-- Dataset start --
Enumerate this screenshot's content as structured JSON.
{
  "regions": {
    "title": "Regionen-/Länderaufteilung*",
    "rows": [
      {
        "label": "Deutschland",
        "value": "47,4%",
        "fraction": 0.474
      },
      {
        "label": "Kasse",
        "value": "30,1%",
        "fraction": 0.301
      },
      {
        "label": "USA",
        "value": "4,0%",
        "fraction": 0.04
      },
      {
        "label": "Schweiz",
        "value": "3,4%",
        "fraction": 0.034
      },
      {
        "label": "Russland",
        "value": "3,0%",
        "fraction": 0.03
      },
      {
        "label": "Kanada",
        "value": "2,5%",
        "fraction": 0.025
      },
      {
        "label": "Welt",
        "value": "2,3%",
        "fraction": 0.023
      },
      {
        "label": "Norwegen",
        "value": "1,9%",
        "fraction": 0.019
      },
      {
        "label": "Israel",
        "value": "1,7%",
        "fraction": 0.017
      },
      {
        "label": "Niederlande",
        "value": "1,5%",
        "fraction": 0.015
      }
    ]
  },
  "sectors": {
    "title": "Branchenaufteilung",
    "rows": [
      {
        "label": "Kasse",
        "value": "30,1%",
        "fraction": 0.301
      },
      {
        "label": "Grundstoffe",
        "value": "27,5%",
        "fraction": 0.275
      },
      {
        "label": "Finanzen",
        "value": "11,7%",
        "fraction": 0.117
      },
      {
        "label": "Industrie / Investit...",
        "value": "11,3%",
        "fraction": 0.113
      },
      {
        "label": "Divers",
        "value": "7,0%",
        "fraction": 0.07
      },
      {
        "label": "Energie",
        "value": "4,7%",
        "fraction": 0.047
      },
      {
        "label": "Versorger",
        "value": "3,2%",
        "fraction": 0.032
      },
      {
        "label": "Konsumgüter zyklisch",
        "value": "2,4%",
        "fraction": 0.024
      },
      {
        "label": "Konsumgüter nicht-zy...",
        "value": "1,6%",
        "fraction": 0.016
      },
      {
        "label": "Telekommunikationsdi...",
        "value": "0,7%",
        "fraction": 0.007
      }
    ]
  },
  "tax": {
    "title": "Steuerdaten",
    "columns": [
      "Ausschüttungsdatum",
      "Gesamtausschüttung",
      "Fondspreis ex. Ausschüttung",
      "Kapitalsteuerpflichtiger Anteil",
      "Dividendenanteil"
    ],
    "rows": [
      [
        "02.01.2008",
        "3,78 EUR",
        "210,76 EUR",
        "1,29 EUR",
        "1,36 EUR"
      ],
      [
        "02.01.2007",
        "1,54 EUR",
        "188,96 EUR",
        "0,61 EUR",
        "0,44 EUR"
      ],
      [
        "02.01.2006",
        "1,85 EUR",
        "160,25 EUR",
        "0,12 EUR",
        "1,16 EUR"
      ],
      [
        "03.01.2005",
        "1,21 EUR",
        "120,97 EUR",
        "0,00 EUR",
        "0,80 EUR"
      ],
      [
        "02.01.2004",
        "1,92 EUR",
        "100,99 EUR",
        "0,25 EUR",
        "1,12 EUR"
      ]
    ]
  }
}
-- Dataset end --
## [Directive]
Lines containing the word "Konsumgüter" must all be returned from the material above.

## [Task answer]
        "label": "Konsumgüter zyklisch",
        "label": "Konsumgüter nicht-zy...",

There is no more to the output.